ITEMS:

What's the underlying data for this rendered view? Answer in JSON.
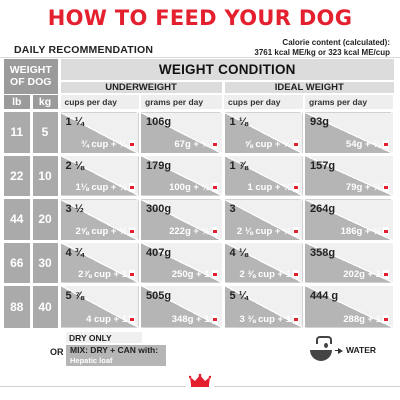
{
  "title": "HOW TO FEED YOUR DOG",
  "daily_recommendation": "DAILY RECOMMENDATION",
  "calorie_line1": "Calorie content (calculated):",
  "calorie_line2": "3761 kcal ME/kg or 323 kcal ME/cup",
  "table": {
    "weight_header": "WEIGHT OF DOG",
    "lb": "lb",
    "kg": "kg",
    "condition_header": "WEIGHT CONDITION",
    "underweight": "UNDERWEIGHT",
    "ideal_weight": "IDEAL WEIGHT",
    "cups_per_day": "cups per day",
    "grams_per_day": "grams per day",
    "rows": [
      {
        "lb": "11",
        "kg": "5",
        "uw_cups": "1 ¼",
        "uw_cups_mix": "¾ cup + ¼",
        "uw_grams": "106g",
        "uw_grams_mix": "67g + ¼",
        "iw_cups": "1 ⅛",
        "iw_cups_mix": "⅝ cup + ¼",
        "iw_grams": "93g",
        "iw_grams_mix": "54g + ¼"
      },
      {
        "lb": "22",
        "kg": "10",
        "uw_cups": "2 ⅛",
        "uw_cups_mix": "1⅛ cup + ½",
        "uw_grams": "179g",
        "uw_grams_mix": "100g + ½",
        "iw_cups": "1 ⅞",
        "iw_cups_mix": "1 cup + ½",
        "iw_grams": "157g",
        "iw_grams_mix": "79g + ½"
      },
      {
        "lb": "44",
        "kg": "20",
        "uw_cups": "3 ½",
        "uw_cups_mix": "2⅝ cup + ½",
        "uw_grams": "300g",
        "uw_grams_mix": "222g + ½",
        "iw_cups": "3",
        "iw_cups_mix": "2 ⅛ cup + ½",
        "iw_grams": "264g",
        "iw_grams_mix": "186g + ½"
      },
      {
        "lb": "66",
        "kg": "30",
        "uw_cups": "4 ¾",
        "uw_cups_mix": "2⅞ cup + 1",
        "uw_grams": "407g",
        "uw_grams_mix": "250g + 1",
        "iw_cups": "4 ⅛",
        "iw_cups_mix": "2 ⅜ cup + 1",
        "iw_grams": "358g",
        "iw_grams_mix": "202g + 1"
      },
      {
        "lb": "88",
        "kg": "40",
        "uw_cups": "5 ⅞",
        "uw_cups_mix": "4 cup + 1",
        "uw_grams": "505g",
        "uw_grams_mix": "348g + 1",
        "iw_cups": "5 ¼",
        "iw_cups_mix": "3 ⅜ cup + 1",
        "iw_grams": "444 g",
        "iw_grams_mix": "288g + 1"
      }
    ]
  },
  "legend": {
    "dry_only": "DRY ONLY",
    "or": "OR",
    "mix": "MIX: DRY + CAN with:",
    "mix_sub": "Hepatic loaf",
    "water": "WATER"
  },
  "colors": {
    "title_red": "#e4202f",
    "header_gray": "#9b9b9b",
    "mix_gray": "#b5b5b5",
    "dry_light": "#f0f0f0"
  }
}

WHAT TO DO: Without the pictures, copy the material exactly as given.

EXERCISE SOLUTION:
What's the underlying data for this rendered view? Answer in JSON.
{
  "title": "HOW TO FEED YOUR DOG",
  "daily_recommendation": "DAILY RECOMMENDATION",
  "calorie_line1": "Calorie content (calculated):",
  "calorie_line2": "3761 kcal ME/kg or 323 kcal ME/cup",
  "table": {
    "weight_header": "WEIGHT OF DOG",
    "lb": "lb",
    "kg": "kg",
    "condition_header": "WEIGHT CONDITION",
    "underweight": "UNDERWEIGHT",
    "ideal_weight": "IDEAL WEIGHT",
    "cups_per_day": "cups per day",
    "grams_per_day": "grams per day",
    "rows": [
      {
        "lb": "11",
        "kg": "5",
        "uw_cups": "1 ¼",
        "uw_cups_mix": "¾ cup + ¼",
        "uw_grams": "106g",
        "uw_grams_mix": "67g + ¼",
        "iw_cups": "1 ⅛",
        "iw_cups_mix": "⅝ cup + ¼",
        "iw_grams": "93g",
        "iw_grams_mix": "54g + ¼"
      },
      {
        "lb": "22",
        "kg": "10",
        "uw_cups": "2 ⅛",
        "uw_cups_mix": "1⅛ cup + ½",
        "uw_grams": "179g",
        "uw_grams_mix": "100g + ½",
        "iw_cups": "1 ⅞",
        "iw_cups_mix": "1 cup + ½",
        "iw_grams": "157g",
        "iw_grams_mix": "79g + ½"
      },
      {
        "lb": "44",
        "kg": "20",
        "uw_cups": "3 ½",
        "uw_cups_mix": "2⅝ cup + ½",
        "uw_grams": "300g",
        "uw_grams_mix": "222g + ½",
        "iw_cups": "3",
        "iw_cups_mix": "2 ⅛ cup + ½",
        "iw_grams": "264g",
        "iw_grams_mix": "186g + ½"
      },
      {
        "lb": "66",
        "kg": "30",
        "uw_cups": "4 ¾",
        "uw_cups_mix": "2⅞ cup + 1",
        "uw_grams": "407g",
        "uw_grams_mix": "250g + 1",
        "iw_cups": "4 ⅛",
        "iw_cups_mix": "2 ⅜ cup + 1",
        "iw_grams": "358g",
        "iw_grams_mix": "202g + 1"
      },
      {
        "lb": "88",
        "kg": "40",
        "uw_cups": "5 ⅞",
        "uw_cups_mix": "4 cup + 1",
        "uw_grams": "505g",
        "uw_grams_mix": "348g + 1",
        "iw_cups": "5 ¼",
        "iw_cups_mix": "3 ⅜ cup + 1",
        "iw_grams": "444 g",
        "iw_grams_mix": "288g + 1"
      }
    ]
  },
  "legend": {
    "dry_only": "DRY ONLY",
    "or": "OR",
    "mix": "MIX: DRY + CAN with:",
    "mix_sub": "Hepatic loaf",
    "water": "WATER"
  },
  "colors": {
    "title_red": "#e4202f",
    "header_gray": "#9b9b9b",
    "mix_gray": "#b5b5b5",
    "dry_light": "#f0f0f0"
  }
}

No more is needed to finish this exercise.